• Text passage
Regional planning, transparency and open data
Chairs: Núria Espuny. Directora general de Transparència i Dades Obertes de la Generalitat de Catalunya
Mar Santamaria. Urban planner, 300.000km/s
Can we map cities differently? Instead of just a descriptive mapping based on buildings, roads, rivers, hills… can we map other information such as social or public assets? Yes, we can add layers to maps that include not only morphology, but behaviours, sensations, emotions.
We can, for instance, map electrical consumption in the city at the block level. This can be helpful not only to know where consumption is, but to map poverty and social exclusion by tracking the determinants of specific electricity consumption patterns.
Mapping not only assets, but uses, can be useful to find out how the social contract is being subverted by misuses of formerly agreed public assets.

• Data
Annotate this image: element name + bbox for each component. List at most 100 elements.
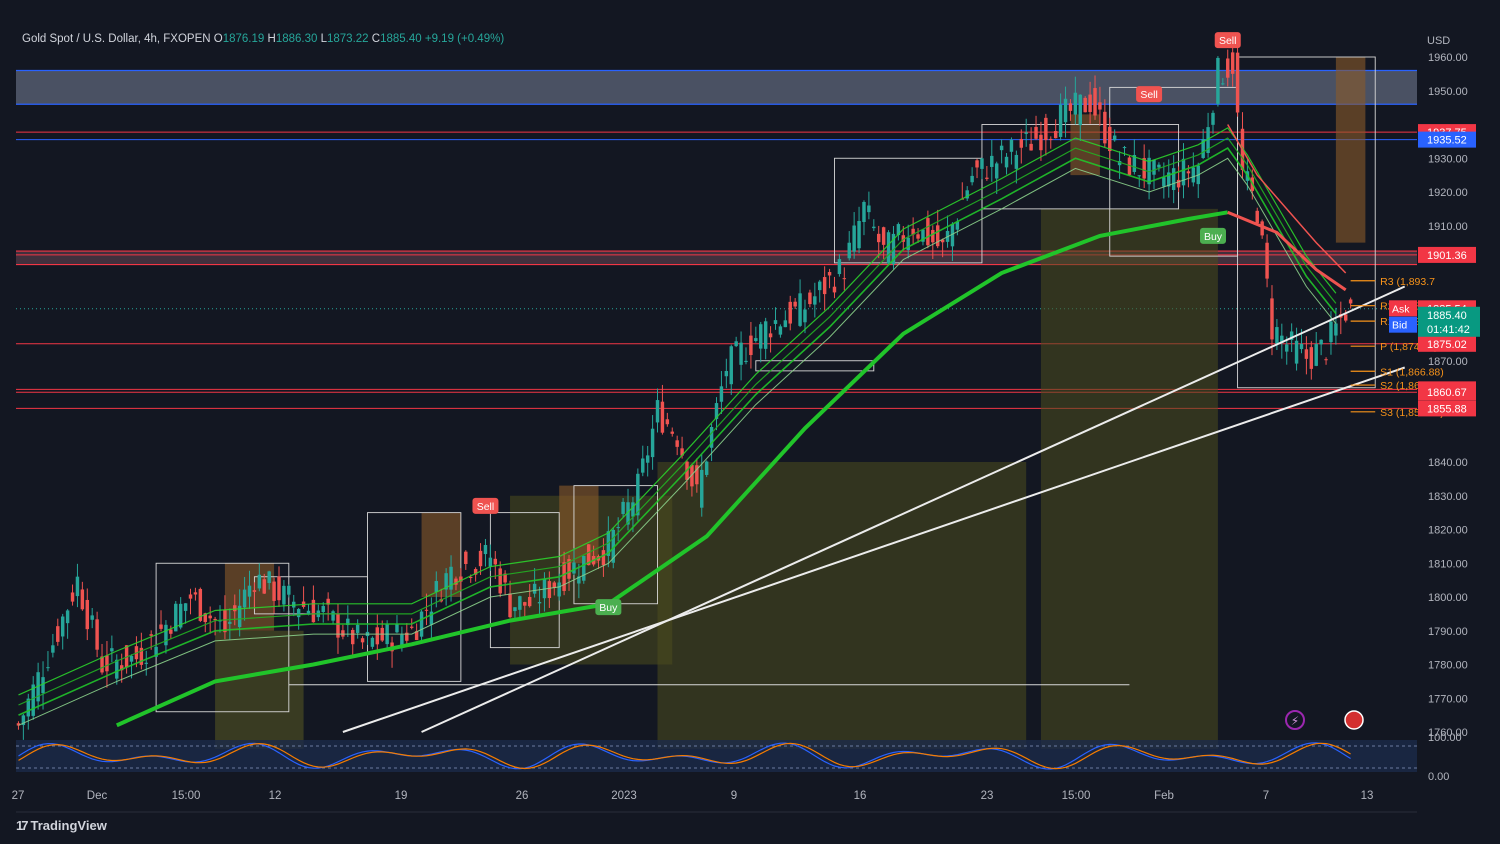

• Task statement
Continue the regional planning and open data passage from its final sentence.

• Expected output
We can also map last-mile usage of public infrastructures, especially roads and streets. One can plan the city perfectly and find out that e.g. delivery of online purchases destroy all your planning. Mapping the way delivery services work and plan how this is happening can be done by using open data and it is a new way for urban planning.
This is the case of the Use planning of Ciutat Vella (PDF) that mapped the usage or urban assets in the Barcelona district of Ciutat Vella (old downtown). Beyond planning, it deals about looking at citizens as an asset and as an active actor.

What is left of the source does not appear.